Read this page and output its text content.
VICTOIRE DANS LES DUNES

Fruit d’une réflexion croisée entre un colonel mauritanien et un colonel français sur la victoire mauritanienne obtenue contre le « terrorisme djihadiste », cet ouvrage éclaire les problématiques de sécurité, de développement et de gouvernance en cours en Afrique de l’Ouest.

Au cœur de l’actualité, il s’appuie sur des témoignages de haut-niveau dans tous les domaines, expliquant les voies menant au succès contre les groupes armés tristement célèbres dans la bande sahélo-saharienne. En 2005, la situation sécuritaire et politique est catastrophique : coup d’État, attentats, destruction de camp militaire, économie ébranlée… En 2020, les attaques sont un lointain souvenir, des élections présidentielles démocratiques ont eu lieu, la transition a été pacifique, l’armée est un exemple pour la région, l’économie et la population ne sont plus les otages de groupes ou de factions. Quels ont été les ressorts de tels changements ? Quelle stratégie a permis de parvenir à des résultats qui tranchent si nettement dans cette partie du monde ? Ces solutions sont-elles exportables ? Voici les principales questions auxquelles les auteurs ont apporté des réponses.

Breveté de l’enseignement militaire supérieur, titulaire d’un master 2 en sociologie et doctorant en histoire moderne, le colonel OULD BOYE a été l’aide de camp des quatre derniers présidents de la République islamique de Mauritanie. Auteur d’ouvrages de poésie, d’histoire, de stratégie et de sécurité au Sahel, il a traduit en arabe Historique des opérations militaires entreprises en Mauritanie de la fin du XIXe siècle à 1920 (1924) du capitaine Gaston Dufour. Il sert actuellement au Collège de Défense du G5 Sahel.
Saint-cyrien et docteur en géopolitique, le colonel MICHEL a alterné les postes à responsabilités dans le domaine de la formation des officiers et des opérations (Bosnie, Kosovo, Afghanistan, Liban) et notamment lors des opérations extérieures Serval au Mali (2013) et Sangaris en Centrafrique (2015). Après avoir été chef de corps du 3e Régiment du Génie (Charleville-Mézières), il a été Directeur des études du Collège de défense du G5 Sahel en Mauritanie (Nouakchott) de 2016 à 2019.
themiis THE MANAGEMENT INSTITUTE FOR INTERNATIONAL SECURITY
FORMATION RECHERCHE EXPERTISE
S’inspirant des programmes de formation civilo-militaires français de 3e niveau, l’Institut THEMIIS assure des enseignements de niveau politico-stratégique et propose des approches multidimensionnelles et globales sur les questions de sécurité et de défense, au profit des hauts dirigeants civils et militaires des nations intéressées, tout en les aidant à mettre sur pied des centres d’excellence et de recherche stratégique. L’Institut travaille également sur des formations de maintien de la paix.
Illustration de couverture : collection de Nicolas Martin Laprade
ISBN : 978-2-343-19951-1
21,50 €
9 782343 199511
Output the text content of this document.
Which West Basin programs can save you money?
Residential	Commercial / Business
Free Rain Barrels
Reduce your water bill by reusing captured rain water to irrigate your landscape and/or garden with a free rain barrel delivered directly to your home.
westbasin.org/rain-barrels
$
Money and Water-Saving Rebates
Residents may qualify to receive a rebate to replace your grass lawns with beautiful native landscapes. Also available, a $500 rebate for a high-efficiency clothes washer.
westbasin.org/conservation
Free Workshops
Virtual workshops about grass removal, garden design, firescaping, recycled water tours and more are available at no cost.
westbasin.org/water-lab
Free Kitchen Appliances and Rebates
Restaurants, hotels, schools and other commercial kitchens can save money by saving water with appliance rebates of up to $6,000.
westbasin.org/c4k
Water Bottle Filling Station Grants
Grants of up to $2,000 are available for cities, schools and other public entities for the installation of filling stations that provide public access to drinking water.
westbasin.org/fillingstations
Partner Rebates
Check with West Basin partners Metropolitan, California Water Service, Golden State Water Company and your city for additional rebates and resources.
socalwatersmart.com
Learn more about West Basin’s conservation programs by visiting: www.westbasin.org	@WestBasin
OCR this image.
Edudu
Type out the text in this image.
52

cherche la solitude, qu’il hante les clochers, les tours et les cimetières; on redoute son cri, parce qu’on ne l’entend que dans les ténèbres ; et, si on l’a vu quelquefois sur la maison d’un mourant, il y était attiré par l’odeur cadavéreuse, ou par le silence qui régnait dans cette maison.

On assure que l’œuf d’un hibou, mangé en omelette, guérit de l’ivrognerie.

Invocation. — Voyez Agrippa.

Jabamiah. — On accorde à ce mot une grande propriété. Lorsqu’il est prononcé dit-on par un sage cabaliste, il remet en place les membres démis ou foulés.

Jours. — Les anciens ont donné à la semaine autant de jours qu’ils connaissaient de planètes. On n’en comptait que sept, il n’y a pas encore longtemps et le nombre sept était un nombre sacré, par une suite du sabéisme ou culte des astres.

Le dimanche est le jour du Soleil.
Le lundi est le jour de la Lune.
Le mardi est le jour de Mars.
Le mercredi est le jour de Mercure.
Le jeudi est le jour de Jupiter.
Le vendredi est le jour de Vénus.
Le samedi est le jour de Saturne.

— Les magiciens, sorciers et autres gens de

> [Exercise objective]:
Write out every entry exactly as given.

> [Answer for this exercise]:
Read this page and output its text content.
VICTOIRE DANS LES DUNES

Fruit d’une réflexion croisée entre un colonel mauritanien et un colonel français sur la victoire mauritanienne obtenue contre le « terrorisme djihadiste », cet ouvrage éclaire les problématiques de sécurité, de développement et de gouvernance en cours en Afrique de l’Ouest.

Au cœur de l’actualité, il s’appuie sur des témoignages de haut-niveau dans tous les domaines, expliquant les voies menant au succès contre les groupes armés tristement célèbres dans la bande sahélo-saharienne. En 2005, la situation sécuritaire et politique est catastrophique : coup d’État, attentats, destruction de camp militaire, économie ébranlée… En 2020, les attaques sont un lointain souvenir, des élections présidentielles démocratiques ont eu lieu, la transition a été pacifique, l’armée est un exemple pour la région, l’économie et la population ne sont plus les otages de groupes ou de factions. Quels ont été les ressorts de tels changements ? Quelle stratégie a permis de parvenir à des résultats qui tranchent si nettement dans cette partie du monde ? Ces solutions sont-elles exportables ? Voici les principales questions auxquelles les auteurs ont apporté des réponses.

Breveté de l’enseignement militaire supérieur, titulaire d’un master 2 en sociologie et doctorant en histoire moderne, le colonel OULD BOYE a été l’aide de camp des quatre derniers présidents de la République islamique de Mauritanie. Auteur d’ouvrages de poésie, d’histoire, de stratégie et de sécurité au Sahel, il a traduit en arabe Historique des opérations militaires entreprises en Mauritanie de la fin du XIXe siècle à 1920 (1924) du capitaine Gaston Dufour. Il sert actuellement au Collège de Défense du G5 Sahel.
Saint-cyrien et docteur en géopolitique, le colonel MICHEL a alterné les postes à responsabilités dans le domaine de la formation des officiers et des opérations (Bosnie, Kosovo, Afghanistan, Liban) et notamment lors des opérations extérieures Serval au Mali (2013) et Sangaris en Centrafrique (2015). Après avoir été chef de corps du 3e Régiment du Génie (Charleville-Mézières), il a été Directeur des études du Collège de défense du G5 Sahel en Mauritanie (Nouakchott) de 2016 à 2019.
themiis THE MANAGEMENT INSTITUTE FOR INTERNATIONAL SECURITY
FORMATION RECHERCHE EXPERTISE
S’inspirant des programmes de formation civilo-militaires français de 3e niveau, l’Institut THEMIIS assure des enseignements de niveau politico-stratégique et propose des approches multidimensionnelles et globales sur les questions de sécurité et de défense, au profit des hauts dirigeants civils et militaires des nations intéressées, tout en les aidant à mettre sur pied des centres d’excellence et de recherche stratégique. L’Institut travaille également sur des formations de maintien de la paix.
Illustration de couverture : collection de Nicolas Martin Laprade
ISBN : 978-2-343-19951-1
21,50 €
9 782343 199511
Output the text content of this document.
Which West Basin programs can save you money?
Residential	Commercial / Business
Free Rain Barrels
Reduce your water bill by reusing captured rain water to irrigate your landscape and/or garden with a free rain barrel delivered directly to your home.
westbasin.org/rain-barrels
$
Money and Water-Saving Rebates
Residents may qualify to receive a rebate to replace your grass lawns with beautiful native landscapes. Also available, a $500 rebate for a high-efficiency clothes washer.
westbasin.org/conservation
Free Workshops
Virtual workshops about grass removal, garden design, firescaping, recycled water tours and more are available at no cost.
westbasin.org/water-lab
Free Kitchen Appliances and Rebates
Restaurants, hotels, schools and other commercial kitchens can save money by saving water with appliance rebates of up to $6,000.
westbasin.org/c4k
Water Bottle Filling Station Grants
Grants of up to $2,000 are available for cities, schools and other public entities for the installation of filling stations that provide public access to drinking water.
westbasin.org/fillingstations
Partner Rebates
Check with West Basin partners Metropolitan, California Water Service, Golden State Water Company and your city for additional rebates and resources.
socalwatersmart.com
Learn more about West Basin’s conservation programs by visiting: www.westbasin.org	@WestBasin
OCR this image.
Edudu
Type out the text in this image.
52

cherche la solitude, qu’il hante les clochers, les tours et les cimetières; on redoute son cri, parce qu’on ne l’entend que dans les ténèbres ; et, si on l’a vu quelquefois sur la maison d’un mourant, il y était attiré par l’odeur cadavéreuse, ou par le silence qui régnait dans cette maison.

On assure que l’œuf d’un hibou, mangé en omelette, guérit de l’ivrognerie.

Invocation. — Voyez Agrippa.

Jabamiah. — On accorde à ce mot une grande propriété. Lorsqu’il est prononcé dit-on par un sage cabaliste, il remet en place les membres démis ou foulés.

Jours. — Les anciens ont donné à la semaine autant de jours qu’ils connaissaient de planètes. On n’en comptait que sept, il n’y a pas encore longtemps et le nombre sept était un nombre sacré, par une suite du sabéisme ou culte des astres.

Le dimanche est le jour du Soleil.
Le lundi est le jour de la Lune.
Le mardi est le jour de Mars.
Le mercredi est le jour de Mercure.
Le jeudi est le jour de Jupiter.
Le vendredi est le jour de Vénus.
Le samedi est le jour de Saturne.

— Les magiciens, sorciers et autres gens de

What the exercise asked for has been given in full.